____ DOCUMENT SEGMENT

Friday, November 21, 2014

Fun Friday Facts #96: Why Do We Eat the Things We Eat for Thanksgiving?

If you’re reading this in the United States, Thanksgiving Day is nearly upon you/us. (If you’re reading this in Canada, I hope you had a lovely Thanksgiving, and if you’re reading this in Europe, yes, we really do eat that much, and no, we don’t do it every day. Honest.) If you’re the red-blooded American I know you are, you’re fixin’ to chow down on turkey, pumpkin pie, mashed potatoes, cranberry sauce, green beans, stuffing and Waldorf salad.

Wait, was it just my family that served Waldorf salad? See, this is why I don’t go home for Thanksgiving anymore.

But you probably never gave much thought to why we eat the specific things we eat on Thanksgiving. You probably just assumed that we eat the same things the Pilgrims ate at the First Thanksgiving. But while the Pilgrims definitely feasted on some unspecified “wild fowl,” we have no way of knowing that it was turkey. They also didn’t eat potatoes, or pumpkin pie, and probably didn’t eat cranberry sauce – if they did, they would have sweetened it with maple syrup because granulated sugar wasn’t a thing back then. Don’t even get me started on the Waldorf salad.

________
____ RECORDED INFORMATION

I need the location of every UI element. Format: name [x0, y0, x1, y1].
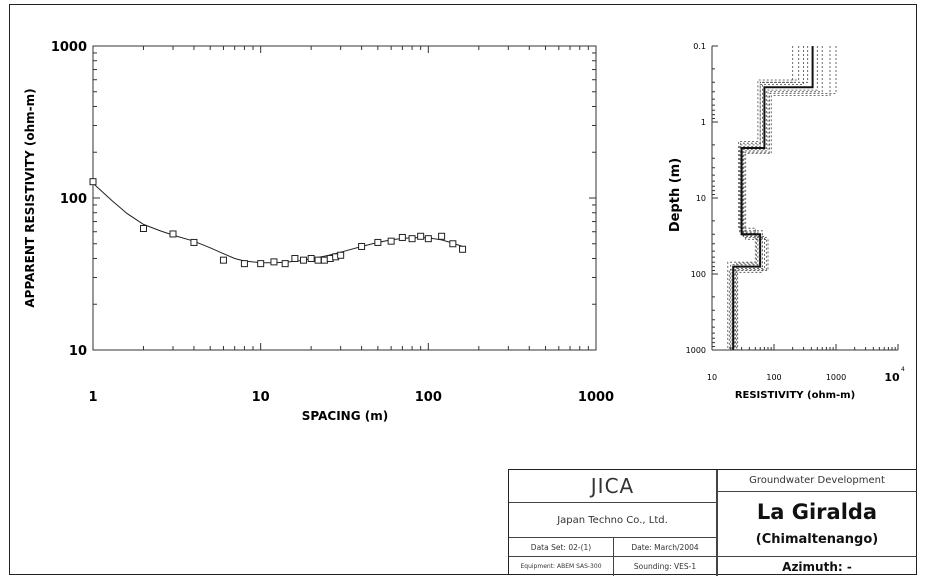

________

TASKS TO CARRY OUT -
A – Duplicate a passage from the Thanksgiving post word for word, beginning at the words "Fun Friday Facts" and stopping after "for Thanksgiving anymore.".
B – According to the Thanksgiving post, why would the Pilgrims have sweetened any cranberry sauce with maple syrup?
C – Summarize the Thanksgiving post in two sentences.

COMPLETED EXERCISE -
A –
Fun Friday Facts #96: Why Do We Eat the Things We Eat for Thanksgiving?

If you’re reading this in the United States, Thanksgiving Day is nearly upon you/us. (If you’re reading this in Canada, I hope you had a lovely Thanksgiving, and if you’re reading this in Europe, yes, we really do eat that much, and no, we don’t do it every day. Honest.) If you’re the red-blooded American I know you are, you’re fixin’ to chow down on turkey, pumpkin pie, mashed potatoes, cranberry sauce, green beans, stuffing and Waldorf salad.

Wait, was it just my family that served Waldorf salad? See, this is why I don’t go home for Thanksgiving anymore.

B – Granulated sugar wasn't a thing back then.

C – The post lists the dishes Americans typically eat on Thanksgiving, such as turkey, pumpkin pie, mashed potatoes, cranberry sauce, green beans, stuffing and Waldorf salad. It notes that although people may assume these match what the Pilgrims ate at the First Thanksgiving, the Pilgrims' "wild fowl" may not have been turkey, and they didn't eat potatoes or pumpkin pie and probably not cranberry sauce.